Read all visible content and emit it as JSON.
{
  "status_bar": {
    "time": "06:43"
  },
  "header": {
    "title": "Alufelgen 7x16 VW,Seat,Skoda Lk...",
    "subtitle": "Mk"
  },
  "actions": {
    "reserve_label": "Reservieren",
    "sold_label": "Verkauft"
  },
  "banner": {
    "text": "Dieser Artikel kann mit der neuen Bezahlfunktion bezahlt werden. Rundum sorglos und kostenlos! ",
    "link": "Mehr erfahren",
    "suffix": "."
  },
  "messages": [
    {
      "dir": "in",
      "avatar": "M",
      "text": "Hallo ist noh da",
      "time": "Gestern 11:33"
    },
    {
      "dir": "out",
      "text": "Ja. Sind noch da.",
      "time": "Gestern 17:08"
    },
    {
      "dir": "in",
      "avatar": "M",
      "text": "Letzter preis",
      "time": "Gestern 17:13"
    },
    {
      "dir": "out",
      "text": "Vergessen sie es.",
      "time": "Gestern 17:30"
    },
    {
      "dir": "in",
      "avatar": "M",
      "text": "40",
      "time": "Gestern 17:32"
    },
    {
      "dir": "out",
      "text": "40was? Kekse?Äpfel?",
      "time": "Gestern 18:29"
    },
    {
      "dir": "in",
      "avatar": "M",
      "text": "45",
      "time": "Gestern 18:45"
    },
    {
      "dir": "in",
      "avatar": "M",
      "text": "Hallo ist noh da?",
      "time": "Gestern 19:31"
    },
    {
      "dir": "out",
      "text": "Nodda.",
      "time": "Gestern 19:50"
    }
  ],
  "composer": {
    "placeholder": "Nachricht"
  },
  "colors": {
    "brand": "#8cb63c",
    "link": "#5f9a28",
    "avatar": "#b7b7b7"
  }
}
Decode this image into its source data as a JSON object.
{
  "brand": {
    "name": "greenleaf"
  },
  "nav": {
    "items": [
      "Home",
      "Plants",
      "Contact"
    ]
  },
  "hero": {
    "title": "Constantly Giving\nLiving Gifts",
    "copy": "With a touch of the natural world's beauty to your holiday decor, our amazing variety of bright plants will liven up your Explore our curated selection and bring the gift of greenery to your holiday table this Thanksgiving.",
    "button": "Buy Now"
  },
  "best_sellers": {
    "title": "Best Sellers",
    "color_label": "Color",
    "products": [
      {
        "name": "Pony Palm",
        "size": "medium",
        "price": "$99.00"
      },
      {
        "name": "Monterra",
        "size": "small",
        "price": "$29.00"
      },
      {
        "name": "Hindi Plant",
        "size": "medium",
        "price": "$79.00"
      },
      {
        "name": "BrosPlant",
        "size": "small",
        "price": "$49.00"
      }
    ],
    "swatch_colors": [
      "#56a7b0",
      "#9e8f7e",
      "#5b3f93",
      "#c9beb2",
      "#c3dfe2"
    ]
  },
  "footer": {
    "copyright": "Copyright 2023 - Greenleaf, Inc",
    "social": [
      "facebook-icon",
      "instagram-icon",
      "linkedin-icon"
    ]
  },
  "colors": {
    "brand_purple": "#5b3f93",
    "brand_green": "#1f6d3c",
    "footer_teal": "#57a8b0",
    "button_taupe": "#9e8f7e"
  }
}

**AIM OF THE TASK:**
Provide solely the number of lines in the data that include the word "time".

**COMPLETE OUTPUT:**
10